Data for this exercise:
......

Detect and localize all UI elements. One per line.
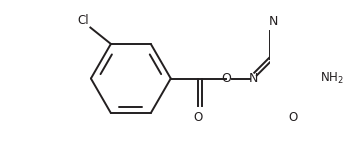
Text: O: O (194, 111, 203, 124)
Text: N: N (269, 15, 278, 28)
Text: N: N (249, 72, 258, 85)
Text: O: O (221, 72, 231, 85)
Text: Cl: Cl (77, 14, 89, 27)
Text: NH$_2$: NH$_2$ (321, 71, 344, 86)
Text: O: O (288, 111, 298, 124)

......

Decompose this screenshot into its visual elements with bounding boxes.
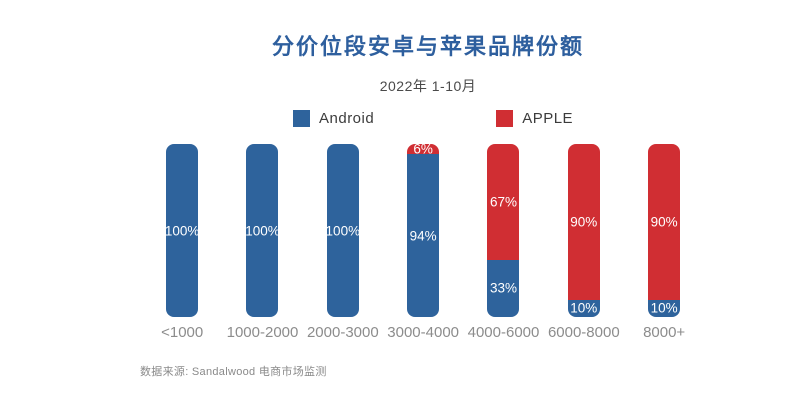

......

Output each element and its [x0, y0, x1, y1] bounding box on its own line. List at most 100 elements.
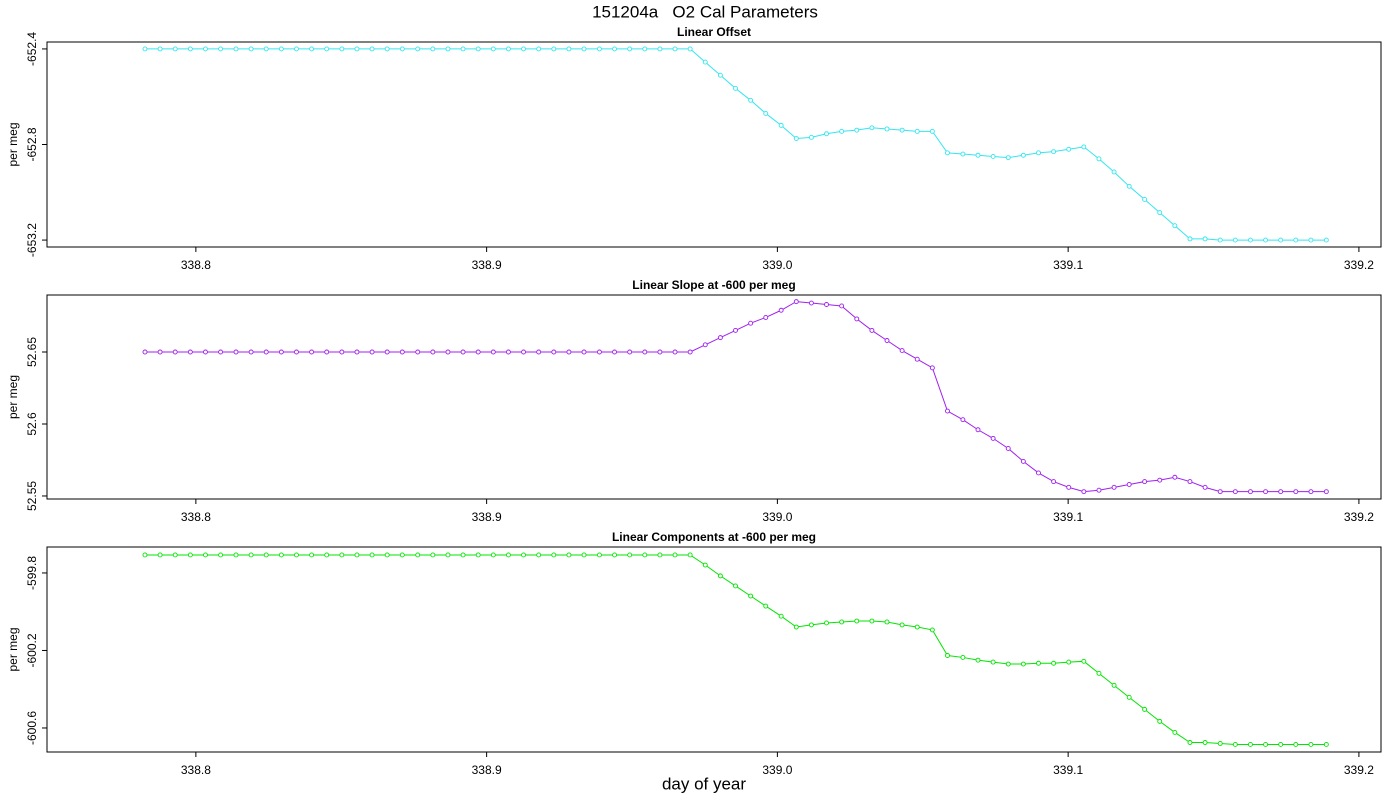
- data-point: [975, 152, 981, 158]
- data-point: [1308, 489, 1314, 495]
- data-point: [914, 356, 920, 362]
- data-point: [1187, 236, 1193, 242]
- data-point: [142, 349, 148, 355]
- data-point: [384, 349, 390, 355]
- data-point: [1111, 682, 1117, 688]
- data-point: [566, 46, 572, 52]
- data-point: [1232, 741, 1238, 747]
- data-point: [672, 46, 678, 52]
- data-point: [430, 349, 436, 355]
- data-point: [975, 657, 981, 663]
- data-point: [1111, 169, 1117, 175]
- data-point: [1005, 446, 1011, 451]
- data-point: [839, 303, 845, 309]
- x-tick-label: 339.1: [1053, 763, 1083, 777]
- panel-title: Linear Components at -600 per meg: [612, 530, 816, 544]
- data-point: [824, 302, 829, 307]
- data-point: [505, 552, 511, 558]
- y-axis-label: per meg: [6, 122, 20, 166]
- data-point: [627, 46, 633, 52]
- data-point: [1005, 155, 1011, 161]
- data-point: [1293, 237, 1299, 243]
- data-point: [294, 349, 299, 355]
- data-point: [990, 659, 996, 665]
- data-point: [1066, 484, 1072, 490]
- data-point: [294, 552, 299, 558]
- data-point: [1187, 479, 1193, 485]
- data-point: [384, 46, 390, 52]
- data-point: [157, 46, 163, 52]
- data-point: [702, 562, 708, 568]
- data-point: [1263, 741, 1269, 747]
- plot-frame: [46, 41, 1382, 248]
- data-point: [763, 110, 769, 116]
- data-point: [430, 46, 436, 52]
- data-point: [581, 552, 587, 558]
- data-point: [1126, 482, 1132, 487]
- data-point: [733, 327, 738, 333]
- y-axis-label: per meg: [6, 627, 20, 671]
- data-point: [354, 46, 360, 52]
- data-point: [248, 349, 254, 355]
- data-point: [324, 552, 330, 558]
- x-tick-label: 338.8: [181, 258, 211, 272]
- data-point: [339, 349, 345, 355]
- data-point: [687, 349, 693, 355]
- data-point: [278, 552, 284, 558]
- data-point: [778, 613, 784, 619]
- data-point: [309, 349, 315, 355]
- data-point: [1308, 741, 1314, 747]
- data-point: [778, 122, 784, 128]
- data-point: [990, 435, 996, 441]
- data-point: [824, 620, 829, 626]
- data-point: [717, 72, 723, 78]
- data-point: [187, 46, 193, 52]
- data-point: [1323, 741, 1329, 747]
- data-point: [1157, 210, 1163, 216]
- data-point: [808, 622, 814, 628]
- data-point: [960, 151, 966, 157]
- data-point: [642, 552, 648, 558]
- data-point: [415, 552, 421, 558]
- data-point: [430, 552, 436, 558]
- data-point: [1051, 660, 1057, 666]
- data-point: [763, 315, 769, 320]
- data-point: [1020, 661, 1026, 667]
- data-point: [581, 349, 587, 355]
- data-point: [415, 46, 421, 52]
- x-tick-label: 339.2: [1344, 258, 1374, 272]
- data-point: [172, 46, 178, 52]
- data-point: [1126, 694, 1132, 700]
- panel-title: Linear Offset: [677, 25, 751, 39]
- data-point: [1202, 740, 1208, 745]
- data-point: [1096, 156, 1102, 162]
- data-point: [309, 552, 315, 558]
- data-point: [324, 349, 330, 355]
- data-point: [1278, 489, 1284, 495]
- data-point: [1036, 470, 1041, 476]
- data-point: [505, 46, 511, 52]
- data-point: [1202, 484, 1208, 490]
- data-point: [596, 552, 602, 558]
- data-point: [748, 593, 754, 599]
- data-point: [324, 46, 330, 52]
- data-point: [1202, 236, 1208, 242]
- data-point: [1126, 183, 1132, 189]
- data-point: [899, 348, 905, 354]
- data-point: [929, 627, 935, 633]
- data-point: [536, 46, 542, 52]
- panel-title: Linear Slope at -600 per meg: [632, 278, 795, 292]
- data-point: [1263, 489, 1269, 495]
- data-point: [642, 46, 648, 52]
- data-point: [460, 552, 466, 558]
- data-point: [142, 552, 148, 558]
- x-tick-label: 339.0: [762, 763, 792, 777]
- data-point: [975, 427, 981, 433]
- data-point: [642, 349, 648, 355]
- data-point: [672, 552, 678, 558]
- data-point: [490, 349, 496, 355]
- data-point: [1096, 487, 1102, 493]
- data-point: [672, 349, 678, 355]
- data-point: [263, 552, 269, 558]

......

Stated exercise:
Give the records from the line containing "Detect and localize" through the line containing "Text: O: O (288, 111, 298, 124)", both included, as a JSON list of strings with one string per line. Leave out blank lines and the pictures.

Exercise answer:
[
  "Detect and localize all UI elements. One per line.",
  "Text: O: O (194, 111, 203, 124)",
  "Text: N: N (269, 15, 278, 28)",
  "Text: N: N (249, 72, 258, 85)",
  "Text: O: O (221, 72, 231, 85)",
  "Text: Cl: Cl (77, 14, 89, 27)",
  "Text: NH$_2$: NH$_2$ (321, 71, 344, 86)",
  "Text: O: O (288, 111, 298, 124)"
]